__Direction__
According to the research-status report below, how many teams took part in the first VoiceMOS Challenge?

__Document excerpt__
2022 Fiscal Year Research-status Report

Language-independent, multi-modal, and data-efficient approaches for speech synthesis and translation

Research Project

Project/Area Number	21K11951
Research Institution	National Institute of Informatics
Principal Investigator	Cooper Erica 国立情報学研究所, コンテンツ科学研究系, 特任助教 (30843156)
Co-Investigator(Kenkyū-buntansha)	Kruengkrai Canasai 国立情報学研究所, コンテンツ科学研究系, 特任助教 (10895907)
Project Period (FY)	2021-04-01 – 2024-03-31
Keywords	speech synthesis / self-supervised learning / low-resource languages / speech assessment / mean opinion score
Outline of Annual Research Achievements	In this second year of the project, we looked at two main topics: language-independent, data-efficient text-to-speech synthesis for low-resource languages using self-supervised speech representations, and automatic mean opinion score prediction. Self-supervised representations for speech have shown remarkable usefulness for many downstream speech-related tasks, and have been shown to contain phonetic information. We therefore chose these as an intermediate representation for text-to-speech synthesis trained on data from many languages, which can then be fine-tuned to a new language using only a small amount of data. This is ongoing work in progress, and we are collaborating with researchers from the National Research Council of Canada and the University of Edinburgh. We have also identified automatic evaluation of synthesized speech as an important topic for low-resource languages, since finding listeners to participate in listening tests can be especially difficult for these languages. In collaboration with Nagoya University and Academia Sinica, we co-organized the first VoiceMOS Challenge, a shared task for automatic mean opinion score (MOS) prediction for synthesized speech. The challenge attracted 22 participating teams from academia and industry, and we ran a special session about the challenge at Interspeech 2022. This challenge has advanced the field by generating a great deal of interest in this topic.

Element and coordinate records
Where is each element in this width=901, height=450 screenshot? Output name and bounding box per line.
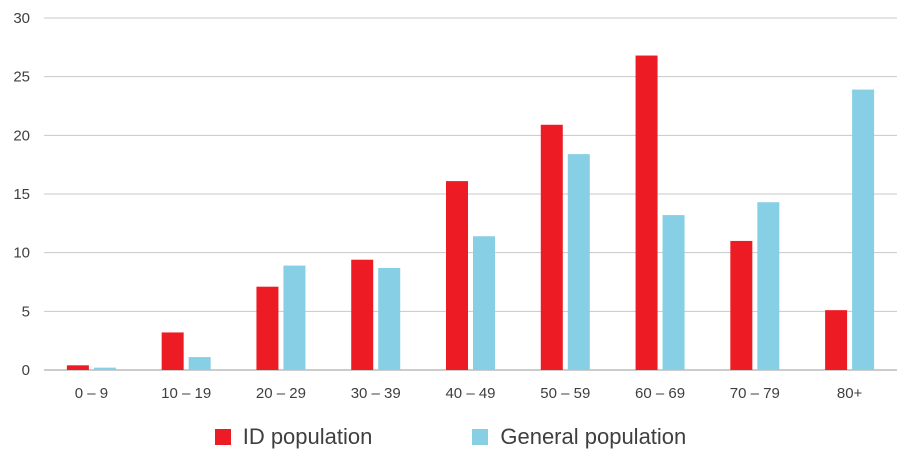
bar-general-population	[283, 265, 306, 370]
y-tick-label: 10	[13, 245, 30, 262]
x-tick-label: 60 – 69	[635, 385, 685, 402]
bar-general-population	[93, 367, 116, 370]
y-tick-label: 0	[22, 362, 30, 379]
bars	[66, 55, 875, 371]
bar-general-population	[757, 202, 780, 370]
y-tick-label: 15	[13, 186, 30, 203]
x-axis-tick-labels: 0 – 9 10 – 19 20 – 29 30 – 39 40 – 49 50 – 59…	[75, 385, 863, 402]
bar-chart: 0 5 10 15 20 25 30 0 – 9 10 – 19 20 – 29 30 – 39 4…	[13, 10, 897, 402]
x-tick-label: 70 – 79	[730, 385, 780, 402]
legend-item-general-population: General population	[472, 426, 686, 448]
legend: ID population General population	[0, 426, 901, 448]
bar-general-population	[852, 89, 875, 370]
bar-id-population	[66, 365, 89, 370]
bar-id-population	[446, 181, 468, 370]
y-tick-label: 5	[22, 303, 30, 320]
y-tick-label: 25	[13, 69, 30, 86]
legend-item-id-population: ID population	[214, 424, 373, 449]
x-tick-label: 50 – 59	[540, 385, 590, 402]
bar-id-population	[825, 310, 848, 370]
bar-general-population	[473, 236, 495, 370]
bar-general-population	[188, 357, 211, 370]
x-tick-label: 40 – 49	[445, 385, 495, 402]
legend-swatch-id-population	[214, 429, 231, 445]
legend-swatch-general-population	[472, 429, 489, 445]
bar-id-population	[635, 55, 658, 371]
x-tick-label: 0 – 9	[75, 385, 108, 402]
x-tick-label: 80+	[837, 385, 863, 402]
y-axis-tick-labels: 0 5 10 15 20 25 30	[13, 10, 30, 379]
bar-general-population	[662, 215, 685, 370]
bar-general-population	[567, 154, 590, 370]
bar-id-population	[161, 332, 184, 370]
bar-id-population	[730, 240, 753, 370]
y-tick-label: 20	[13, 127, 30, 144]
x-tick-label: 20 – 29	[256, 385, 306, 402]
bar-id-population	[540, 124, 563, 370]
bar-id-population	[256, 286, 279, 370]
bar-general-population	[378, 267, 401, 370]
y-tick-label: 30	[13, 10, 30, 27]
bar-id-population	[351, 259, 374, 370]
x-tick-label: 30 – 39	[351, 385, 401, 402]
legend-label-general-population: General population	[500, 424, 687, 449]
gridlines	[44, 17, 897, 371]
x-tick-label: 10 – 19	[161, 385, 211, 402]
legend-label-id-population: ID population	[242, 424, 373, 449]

__Correct response__
22 teams from academia and industry.